Exercise input —
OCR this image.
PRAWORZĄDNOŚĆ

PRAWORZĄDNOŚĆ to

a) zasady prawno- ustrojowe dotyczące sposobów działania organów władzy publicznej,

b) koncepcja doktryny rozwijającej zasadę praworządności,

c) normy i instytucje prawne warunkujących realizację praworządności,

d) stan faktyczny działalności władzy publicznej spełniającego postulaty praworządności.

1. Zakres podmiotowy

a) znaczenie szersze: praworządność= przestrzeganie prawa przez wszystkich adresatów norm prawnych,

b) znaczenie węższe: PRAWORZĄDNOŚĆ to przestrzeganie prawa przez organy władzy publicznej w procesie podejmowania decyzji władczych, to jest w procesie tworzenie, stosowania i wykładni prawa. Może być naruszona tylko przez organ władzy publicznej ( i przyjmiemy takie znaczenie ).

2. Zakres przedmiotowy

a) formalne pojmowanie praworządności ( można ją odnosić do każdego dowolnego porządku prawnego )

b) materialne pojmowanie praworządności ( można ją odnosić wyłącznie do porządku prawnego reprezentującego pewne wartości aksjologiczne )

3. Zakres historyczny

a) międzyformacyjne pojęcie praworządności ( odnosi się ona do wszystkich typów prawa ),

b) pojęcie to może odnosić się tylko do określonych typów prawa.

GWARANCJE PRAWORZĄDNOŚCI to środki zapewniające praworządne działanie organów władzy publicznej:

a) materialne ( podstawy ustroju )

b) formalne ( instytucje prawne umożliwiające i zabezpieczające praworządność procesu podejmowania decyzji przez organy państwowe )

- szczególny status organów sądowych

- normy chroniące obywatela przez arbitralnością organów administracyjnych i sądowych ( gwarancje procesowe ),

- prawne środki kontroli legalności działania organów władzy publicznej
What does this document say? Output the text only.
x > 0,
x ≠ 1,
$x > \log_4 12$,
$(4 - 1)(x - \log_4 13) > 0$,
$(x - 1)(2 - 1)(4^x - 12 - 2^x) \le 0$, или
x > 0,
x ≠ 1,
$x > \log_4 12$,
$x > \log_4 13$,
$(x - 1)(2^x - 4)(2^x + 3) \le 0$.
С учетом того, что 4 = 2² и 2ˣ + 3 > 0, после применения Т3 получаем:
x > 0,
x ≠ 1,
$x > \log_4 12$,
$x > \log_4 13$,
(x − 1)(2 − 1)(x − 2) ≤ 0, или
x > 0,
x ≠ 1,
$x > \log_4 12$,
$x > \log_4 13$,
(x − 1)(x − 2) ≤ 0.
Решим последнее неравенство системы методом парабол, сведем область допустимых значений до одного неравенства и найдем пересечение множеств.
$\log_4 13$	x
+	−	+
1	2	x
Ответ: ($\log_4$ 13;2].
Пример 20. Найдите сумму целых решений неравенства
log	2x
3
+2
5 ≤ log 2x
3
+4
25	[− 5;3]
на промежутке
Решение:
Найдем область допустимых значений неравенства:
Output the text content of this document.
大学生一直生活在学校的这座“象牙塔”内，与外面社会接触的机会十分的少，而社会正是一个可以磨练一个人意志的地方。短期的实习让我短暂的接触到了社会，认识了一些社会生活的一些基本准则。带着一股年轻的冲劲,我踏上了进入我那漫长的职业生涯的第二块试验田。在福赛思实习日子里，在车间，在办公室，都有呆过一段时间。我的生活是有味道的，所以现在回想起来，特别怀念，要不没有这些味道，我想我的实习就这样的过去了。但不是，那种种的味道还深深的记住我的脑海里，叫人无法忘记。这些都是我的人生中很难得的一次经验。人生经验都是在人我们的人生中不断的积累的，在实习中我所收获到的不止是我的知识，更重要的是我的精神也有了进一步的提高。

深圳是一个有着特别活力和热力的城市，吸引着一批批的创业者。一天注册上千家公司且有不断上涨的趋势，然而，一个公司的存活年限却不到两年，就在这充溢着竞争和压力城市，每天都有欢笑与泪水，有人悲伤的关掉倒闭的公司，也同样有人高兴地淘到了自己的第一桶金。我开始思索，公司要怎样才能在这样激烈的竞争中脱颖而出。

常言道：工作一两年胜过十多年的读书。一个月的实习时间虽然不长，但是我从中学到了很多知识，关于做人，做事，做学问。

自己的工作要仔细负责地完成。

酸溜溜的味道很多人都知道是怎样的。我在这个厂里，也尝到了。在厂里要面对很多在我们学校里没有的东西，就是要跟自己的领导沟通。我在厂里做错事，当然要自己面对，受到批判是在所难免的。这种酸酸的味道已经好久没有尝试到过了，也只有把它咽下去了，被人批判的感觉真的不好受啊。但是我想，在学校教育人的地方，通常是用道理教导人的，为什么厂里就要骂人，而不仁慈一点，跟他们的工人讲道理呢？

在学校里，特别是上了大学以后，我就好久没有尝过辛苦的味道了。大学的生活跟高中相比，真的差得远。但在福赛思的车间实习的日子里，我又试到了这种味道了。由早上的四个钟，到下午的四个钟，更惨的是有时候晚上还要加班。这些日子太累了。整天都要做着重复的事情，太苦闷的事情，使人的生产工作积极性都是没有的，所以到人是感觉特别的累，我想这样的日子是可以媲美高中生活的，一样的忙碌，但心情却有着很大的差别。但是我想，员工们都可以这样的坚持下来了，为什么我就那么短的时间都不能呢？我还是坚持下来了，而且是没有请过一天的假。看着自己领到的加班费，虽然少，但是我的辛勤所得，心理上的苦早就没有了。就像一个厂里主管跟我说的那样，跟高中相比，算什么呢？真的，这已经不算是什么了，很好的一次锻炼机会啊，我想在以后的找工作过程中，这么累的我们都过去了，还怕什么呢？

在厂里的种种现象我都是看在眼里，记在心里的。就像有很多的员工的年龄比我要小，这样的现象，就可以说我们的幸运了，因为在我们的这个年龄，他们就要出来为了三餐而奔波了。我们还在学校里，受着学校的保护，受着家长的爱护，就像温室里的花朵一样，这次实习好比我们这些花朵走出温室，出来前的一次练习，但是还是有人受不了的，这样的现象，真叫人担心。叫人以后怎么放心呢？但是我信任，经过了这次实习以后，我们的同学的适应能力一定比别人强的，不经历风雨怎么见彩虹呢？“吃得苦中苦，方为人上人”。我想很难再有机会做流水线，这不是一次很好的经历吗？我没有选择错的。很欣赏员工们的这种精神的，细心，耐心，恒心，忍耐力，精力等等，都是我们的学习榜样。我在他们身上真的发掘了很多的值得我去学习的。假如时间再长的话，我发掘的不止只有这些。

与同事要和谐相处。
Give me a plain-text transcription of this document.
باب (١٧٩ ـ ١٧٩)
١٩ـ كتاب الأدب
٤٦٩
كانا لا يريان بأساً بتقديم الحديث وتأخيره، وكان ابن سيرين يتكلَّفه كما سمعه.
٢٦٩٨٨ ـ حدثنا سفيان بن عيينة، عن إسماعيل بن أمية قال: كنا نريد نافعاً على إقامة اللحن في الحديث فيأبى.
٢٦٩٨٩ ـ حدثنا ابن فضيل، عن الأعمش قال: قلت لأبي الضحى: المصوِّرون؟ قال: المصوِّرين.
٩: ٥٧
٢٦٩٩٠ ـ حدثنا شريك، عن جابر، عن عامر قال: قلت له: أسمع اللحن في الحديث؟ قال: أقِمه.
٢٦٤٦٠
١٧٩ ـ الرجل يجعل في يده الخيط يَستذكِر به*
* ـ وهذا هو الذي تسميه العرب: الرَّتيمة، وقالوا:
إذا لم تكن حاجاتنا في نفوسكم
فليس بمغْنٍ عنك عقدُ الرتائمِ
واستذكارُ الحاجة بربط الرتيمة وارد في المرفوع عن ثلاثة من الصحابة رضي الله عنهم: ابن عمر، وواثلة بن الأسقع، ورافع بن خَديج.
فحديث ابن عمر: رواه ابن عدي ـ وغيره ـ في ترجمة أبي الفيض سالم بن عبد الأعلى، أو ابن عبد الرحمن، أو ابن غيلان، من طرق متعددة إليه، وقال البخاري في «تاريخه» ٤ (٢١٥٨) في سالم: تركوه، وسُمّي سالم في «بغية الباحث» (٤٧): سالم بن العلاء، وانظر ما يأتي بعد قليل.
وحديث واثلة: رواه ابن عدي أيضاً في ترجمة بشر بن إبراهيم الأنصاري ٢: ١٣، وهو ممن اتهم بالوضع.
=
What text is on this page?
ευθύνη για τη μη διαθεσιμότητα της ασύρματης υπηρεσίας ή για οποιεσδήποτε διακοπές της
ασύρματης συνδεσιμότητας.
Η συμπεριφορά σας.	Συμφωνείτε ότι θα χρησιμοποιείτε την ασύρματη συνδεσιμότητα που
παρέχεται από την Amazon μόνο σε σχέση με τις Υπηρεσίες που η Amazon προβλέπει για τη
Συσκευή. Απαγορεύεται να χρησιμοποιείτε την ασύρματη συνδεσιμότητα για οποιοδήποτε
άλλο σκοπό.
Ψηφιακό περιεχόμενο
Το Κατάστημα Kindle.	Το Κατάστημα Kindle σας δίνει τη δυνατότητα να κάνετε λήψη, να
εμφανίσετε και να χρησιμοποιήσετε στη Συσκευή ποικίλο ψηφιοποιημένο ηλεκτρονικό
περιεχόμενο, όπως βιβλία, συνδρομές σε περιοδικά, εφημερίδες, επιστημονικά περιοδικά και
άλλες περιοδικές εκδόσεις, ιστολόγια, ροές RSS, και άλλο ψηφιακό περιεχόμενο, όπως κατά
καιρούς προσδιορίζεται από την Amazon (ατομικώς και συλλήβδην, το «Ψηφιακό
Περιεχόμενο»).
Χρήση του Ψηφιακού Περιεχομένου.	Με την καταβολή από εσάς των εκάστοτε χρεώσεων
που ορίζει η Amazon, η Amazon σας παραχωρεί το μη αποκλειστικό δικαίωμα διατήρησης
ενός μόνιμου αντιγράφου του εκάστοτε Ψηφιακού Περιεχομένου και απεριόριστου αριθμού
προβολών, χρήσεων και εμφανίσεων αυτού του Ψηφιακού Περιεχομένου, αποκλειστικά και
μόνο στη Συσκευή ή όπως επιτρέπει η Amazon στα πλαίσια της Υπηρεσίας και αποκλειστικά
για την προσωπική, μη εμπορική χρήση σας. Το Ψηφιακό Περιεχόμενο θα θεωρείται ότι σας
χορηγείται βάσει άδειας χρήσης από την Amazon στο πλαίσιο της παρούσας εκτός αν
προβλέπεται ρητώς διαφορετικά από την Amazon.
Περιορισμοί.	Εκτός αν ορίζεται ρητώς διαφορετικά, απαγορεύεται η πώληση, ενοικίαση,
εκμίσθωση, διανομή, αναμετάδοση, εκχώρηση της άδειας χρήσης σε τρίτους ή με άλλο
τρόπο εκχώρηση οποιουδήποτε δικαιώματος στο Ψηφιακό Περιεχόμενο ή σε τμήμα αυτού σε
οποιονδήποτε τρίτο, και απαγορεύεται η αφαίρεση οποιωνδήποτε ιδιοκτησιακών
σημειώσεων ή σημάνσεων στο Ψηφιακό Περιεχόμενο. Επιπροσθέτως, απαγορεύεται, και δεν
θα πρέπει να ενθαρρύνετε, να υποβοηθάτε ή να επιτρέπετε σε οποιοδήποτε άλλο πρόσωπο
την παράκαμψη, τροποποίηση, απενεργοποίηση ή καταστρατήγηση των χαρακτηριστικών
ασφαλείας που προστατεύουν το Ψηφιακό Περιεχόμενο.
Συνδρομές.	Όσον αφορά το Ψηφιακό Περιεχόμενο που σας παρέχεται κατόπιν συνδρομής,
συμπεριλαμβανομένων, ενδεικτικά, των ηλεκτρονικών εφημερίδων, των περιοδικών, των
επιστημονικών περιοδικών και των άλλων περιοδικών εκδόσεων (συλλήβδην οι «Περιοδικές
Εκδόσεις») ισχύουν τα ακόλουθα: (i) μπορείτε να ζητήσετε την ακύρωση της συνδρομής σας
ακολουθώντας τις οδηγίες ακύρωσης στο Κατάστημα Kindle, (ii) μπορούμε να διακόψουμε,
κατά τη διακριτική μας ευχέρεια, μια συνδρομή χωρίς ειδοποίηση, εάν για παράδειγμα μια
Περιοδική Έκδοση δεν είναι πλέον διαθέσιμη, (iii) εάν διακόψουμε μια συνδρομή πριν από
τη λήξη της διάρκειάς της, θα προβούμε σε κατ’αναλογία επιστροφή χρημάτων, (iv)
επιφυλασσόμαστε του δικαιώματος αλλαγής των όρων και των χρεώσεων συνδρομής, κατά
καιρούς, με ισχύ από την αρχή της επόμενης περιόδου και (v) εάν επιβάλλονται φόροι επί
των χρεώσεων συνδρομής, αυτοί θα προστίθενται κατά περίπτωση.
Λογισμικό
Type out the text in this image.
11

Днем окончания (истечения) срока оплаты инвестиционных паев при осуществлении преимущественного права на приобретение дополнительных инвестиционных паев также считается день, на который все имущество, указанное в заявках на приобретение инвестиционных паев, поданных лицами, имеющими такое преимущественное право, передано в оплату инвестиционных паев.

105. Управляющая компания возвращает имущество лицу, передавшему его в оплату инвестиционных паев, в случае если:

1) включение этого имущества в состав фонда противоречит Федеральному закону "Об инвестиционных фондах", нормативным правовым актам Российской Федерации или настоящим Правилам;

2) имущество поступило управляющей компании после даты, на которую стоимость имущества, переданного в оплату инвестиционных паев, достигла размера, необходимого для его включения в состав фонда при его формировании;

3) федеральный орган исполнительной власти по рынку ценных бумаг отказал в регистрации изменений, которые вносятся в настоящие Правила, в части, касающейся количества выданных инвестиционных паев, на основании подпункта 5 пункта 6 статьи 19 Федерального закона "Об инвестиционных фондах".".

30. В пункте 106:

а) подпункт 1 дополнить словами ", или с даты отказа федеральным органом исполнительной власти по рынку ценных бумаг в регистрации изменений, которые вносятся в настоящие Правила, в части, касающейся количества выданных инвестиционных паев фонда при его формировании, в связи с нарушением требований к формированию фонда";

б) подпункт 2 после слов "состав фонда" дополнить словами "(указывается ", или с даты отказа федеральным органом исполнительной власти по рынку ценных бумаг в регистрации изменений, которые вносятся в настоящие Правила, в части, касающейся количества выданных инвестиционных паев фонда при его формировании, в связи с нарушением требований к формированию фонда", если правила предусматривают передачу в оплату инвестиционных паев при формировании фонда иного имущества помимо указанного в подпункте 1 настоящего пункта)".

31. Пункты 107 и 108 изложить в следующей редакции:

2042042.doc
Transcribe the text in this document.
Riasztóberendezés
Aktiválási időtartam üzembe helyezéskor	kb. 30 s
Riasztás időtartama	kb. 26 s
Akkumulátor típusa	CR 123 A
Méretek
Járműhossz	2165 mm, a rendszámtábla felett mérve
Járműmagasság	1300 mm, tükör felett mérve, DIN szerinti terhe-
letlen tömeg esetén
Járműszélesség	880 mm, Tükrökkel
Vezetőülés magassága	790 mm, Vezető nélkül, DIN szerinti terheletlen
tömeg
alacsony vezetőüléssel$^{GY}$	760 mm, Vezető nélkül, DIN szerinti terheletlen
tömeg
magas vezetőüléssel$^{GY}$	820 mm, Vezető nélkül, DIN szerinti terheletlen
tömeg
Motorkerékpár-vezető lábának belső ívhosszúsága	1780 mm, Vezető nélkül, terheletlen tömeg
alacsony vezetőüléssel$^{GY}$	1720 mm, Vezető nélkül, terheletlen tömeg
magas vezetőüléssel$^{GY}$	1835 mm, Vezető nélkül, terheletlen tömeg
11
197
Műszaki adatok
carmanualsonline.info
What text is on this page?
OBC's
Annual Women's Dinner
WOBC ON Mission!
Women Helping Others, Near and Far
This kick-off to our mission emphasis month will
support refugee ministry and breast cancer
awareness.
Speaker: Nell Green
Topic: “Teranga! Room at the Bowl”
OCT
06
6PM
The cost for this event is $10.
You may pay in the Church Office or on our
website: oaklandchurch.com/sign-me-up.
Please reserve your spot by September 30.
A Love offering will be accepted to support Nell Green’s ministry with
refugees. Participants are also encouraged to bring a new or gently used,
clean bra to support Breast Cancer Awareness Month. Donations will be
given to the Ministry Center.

Work to complete — Check each line of the records for the string "alacsony" and state how many lines contain it. Give only the number.

Exercise solution — 2